• Supplied records:

☆ ☆ ☆ ☆

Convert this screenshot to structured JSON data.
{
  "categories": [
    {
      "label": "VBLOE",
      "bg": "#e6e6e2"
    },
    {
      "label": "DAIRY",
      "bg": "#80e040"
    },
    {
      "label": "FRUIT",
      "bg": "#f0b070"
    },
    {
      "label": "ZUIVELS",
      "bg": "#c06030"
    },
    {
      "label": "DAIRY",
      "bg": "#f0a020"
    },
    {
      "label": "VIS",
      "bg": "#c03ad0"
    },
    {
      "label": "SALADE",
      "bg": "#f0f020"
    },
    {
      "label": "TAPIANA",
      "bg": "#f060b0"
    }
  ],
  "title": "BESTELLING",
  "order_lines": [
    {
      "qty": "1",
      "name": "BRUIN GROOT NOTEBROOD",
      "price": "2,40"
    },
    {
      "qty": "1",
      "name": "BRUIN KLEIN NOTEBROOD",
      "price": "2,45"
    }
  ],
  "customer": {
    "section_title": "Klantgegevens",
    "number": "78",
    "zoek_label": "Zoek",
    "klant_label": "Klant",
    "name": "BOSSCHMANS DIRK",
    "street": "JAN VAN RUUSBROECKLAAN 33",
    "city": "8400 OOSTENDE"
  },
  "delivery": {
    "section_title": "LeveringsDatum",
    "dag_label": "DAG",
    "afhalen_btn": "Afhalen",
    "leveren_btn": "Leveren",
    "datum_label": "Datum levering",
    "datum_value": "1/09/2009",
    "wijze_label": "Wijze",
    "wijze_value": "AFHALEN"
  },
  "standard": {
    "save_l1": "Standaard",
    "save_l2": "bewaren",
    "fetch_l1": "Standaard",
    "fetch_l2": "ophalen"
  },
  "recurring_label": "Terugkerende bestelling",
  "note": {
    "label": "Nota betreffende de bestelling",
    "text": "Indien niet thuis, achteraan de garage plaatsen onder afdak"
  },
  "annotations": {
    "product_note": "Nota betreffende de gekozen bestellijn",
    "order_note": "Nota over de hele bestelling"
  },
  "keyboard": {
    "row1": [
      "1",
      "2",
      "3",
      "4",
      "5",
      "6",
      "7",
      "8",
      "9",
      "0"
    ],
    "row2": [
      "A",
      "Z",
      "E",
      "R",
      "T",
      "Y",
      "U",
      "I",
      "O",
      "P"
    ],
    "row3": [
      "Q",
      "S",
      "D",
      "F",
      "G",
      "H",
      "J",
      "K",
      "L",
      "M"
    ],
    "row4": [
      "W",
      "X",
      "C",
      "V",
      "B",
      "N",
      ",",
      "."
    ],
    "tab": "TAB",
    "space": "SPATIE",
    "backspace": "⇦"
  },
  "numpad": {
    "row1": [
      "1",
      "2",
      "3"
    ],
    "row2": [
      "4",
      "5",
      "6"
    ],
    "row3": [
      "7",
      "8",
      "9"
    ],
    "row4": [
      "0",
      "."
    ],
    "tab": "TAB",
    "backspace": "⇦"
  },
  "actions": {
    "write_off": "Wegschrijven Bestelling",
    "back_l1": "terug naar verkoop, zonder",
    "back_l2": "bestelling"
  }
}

☆ ☆ ☆ ☆

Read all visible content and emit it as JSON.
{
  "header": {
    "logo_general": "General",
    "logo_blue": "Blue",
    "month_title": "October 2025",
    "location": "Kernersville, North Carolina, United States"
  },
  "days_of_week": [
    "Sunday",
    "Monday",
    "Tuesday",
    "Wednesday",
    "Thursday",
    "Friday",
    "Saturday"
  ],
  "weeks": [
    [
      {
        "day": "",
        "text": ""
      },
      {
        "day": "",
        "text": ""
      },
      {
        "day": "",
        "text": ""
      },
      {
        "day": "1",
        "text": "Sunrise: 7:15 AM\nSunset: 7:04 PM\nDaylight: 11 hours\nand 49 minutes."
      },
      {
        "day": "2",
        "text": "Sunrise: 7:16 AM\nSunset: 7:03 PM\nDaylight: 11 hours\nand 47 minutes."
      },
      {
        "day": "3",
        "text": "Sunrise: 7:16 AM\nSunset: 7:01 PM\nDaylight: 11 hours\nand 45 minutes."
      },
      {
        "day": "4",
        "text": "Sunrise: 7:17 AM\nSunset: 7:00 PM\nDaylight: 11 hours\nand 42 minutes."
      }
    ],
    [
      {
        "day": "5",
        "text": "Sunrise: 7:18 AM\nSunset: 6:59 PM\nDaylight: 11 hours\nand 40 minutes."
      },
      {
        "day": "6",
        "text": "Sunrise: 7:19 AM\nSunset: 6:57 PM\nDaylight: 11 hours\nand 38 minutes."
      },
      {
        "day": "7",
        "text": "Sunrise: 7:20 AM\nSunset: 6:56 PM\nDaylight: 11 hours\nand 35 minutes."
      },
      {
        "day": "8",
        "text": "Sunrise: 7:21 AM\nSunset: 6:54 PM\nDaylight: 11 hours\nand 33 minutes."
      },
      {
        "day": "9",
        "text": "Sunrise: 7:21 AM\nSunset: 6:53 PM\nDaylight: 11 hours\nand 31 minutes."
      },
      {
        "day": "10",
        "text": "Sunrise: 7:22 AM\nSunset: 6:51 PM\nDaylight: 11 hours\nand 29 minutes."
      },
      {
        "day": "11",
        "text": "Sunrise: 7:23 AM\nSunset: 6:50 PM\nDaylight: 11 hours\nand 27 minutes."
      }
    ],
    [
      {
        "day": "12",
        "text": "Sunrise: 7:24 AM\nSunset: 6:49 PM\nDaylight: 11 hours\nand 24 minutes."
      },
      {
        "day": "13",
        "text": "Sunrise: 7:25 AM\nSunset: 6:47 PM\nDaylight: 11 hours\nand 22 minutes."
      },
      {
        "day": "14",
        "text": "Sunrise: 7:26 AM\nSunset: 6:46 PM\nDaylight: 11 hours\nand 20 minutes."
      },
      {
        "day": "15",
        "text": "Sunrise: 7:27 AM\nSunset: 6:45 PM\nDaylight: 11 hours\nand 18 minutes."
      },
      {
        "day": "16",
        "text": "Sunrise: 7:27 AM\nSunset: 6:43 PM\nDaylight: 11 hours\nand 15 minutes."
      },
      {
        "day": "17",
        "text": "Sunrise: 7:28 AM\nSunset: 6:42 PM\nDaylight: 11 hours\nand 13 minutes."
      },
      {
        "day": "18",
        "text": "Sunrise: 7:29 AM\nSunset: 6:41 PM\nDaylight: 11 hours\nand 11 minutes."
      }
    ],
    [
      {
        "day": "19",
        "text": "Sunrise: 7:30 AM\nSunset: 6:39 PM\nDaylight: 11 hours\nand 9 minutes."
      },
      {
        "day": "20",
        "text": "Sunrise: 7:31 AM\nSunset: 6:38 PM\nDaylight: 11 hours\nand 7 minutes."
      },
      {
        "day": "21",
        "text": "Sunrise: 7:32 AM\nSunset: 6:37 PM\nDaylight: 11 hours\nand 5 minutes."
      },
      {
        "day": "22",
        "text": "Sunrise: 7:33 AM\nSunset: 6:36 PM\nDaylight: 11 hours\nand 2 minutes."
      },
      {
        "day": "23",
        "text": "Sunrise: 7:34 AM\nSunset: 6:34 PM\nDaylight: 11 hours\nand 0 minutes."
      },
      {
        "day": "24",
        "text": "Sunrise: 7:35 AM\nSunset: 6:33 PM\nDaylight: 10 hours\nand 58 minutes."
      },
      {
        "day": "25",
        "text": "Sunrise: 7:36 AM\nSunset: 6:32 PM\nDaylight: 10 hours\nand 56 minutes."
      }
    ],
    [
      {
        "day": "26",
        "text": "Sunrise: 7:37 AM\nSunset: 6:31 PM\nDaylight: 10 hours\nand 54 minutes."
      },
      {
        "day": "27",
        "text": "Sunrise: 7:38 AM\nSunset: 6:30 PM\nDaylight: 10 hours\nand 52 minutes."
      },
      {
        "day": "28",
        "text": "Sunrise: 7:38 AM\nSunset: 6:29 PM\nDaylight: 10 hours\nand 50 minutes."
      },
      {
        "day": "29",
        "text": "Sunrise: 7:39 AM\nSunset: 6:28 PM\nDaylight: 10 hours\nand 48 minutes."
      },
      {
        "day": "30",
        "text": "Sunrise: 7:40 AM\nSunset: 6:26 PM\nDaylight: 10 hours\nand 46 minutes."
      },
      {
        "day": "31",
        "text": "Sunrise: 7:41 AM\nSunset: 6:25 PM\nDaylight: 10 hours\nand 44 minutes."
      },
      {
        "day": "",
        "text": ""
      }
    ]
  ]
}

☆ ☆ ☆ ☆

• What to work on: Each line of the material above either contains the word "NOTEBROOD" or does not; state how many do, and nothing else.

• Answer to the problem: 2